== What is asked ==
Leave out the pictures and return every entry exactly as it appears.

== Provided entries ==
▼

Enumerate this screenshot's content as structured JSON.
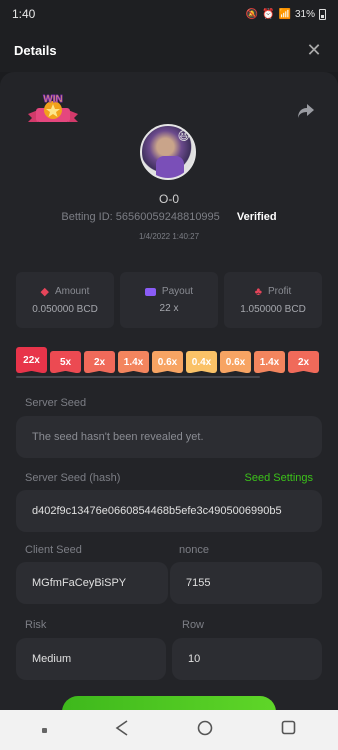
{
  "status_bar": {
    "time": "1:40",
    "battery": "31%"
  },
  "header": {
    "title": "Details",
    "close_icon": "close-icon"
  },
  "bet": {
    "username": "O-0",
    "betting_id_label": "Betting ID: 56560059248810995",
    "verified": "Verified",
    "datetime": "1/4/2022 1:40:27",
    "badge_text": "WIN"
  },
  "stats": [
    {
      "label": "Amount",
      "value": "0.050000 BCD"
    },
    {
      "label": "Payout",
      "value": "22 x"
    },
    {
      "label": "Profit",
      "value": "1.050000 BCD"
    }
  ],
  "multipliers": [
    {
      "label": "22x",
      "color": "#e8344a",
      "active": true
    },
    {
      "label": "5x",
      "color": "#ec4a52"
    },
    {
      "label": "2x",
      "color": "#f06a5a"
    },
    {
      "label": "1.4x",
      "color": "#f3855e"
    },
    {
      "label": "0.6x",
      "color": "#f7a463"
    },
    {
      "label": "0.4x",
      "color": "#fac267"
    },
    {
      "label": "0.6x",
      "color": "#f7a463"
    },
    {
      "label": "1.4x",
      "color": "#f3855e"
    },
    {
      "label": "2x",
      "color": "#f06a5a"
    }
  ],
  "server_seed": {
    "label": "Server Seed",
    "value": "The seed hasn't been revealed yet."
  },
  "server_seed_hash": {
    "label": "Server Seed (hash)",
    "link": "Seed Settings",
    "value": "d402f9c13476e0660854468b5efe3c4905006990b5"
  },
  "client_seed": {
    "label": "Client Seed",
    "value": "MGfmFaCeyBiSPY"
  },
  "nonce": {
    "label": "nonce",
    "value": "7155"
  },
  "risk": {
    "label": "Risk",
    "value": "Medium"
  },
  "row": {
    "label": "Row",
    "value": "10"
  },
  "colors": {
    "accent_green": "#3cc21a",
    "background": "#1b1c1f",
    "card": "#232428"
  }
}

▲

== Answer to this task ==
Enumerate this screenshot's content as structured JSON.
{
  "status_bar": {
    "time": "1:40",
    "battery": "31%"
  },
  "header": {
    "title": "Details",
    "close_icon": "close-icon"
  },
  "bet": {
    "username": "O-0",
    "betting_id_label": "Betting ID: 56560059248810995",
    "verified": "Verified",
    "datetime": "1/4/2022 1:40:27",
    "badge_text": "WIN"
  },
  "stats": [
    {
      "label": "Amount",
      "value": "0.050000 BCD"
    },
    {
      "label": "Payout",
      "value": "22 x"
    },
    {
      "label": "Profit",
      "value": "1.050000 BCD"
    }
  ],
  "multipliers": [
    {
      "label": "22x",
      "color": "#e8344a",
      "active": true
    },
    {
      "label": "5x",
      "color": "#ec4a52"
    },
    {
      "label": "2x",
      "color": "#f06a5a"
    },
    {
      "label": "1.4x",
      "color": "#f3855e"
    },
    {
      "label": "0.6x",
      "color": "#f7a463"
    },
    {
      "label": "0.4x",
      "color": "#fac267"
    },
    {
      "label": "0.6x",
      "color": "#f7a463"
    },
    {
      "label": "1.4x",
      "color": "#f3855e"
    },
    {
      "label": "2x",
      "color": "#f06a5a"
    }
  ],
  "server_seed": {
    "label": "Server Seed",
    "value": "The seed hasn't been revealed yet."
  },
  "server_seed_hash": {
    "label": "Server Seed (hash)",
    "link": "Seed Settings",
    "value": "d402f9c13476e0660854468b5efe3c4905006990b5"
  },
  "client_seed": {
    "label": "Client Seed",
    "value": "MGfmFaCeyBiSPY"
  },
  "nonce": {
    "label": "nonce",
    "value": "7155"
  },
  "risk": {
    "label": "Risk",
    "value": "Medium"
  },
  "row": {
    "label": "Row",
    "value": "10"
  },
  "colors": {
    "accent_green": "#3cc21a",
    "background": "#1b1c1f",
    "card": "#232428"
  }
}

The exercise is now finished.